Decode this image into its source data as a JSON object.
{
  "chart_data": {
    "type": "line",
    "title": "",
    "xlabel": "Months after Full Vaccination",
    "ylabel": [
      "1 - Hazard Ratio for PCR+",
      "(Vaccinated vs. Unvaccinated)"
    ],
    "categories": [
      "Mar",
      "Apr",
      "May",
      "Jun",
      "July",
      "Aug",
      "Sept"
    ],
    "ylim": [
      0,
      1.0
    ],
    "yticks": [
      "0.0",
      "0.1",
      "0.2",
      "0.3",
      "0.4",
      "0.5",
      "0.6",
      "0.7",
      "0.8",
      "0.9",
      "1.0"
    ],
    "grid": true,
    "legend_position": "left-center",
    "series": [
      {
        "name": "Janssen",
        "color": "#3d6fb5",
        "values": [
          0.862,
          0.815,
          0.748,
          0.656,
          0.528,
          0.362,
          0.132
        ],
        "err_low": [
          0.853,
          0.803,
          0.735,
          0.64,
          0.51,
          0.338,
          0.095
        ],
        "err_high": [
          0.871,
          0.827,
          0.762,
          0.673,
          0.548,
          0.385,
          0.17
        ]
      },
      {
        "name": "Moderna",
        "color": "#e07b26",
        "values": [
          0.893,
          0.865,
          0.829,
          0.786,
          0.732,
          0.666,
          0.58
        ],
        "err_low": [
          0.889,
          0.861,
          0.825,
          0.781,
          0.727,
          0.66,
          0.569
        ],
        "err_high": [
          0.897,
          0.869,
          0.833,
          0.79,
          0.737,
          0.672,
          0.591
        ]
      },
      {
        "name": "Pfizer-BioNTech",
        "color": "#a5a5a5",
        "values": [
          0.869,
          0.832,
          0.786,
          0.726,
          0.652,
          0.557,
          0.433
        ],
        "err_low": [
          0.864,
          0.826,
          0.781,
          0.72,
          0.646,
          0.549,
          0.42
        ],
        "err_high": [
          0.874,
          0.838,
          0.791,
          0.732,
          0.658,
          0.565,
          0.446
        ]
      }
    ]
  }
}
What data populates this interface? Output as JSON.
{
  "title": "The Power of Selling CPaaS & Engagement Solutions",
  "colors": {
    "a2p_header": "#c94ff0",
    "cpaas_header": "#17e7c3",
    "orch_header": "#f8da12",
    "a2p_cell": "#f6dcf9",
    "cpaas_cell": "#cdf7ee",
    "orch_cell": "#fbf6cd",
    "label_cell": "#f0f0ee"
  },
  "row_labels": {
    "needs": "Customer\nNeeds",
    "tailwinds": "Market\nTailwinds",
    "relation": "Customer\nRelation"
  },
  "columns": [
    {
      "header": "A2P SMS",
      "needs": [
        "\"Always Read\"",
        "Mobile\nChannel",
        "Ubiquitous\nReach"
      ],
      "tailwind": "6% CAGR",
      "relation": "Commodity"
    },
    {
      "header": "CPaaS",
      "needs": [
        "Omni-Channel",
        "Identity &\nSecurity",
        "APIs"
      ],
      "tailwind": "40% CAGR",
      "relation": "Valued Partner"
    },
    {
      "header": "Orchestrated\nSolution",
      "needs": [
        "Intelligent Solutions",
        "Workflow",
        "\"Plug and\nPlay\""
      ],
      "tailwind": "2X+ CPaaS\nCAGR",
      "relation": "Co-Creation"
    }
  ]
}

....

**What you will do**
Scan the data for the word "title" and copy every line where it shows up.

**Final result**
    "title": "",
  "title": "The Power of Selling CPaaS & Engagement Solutions",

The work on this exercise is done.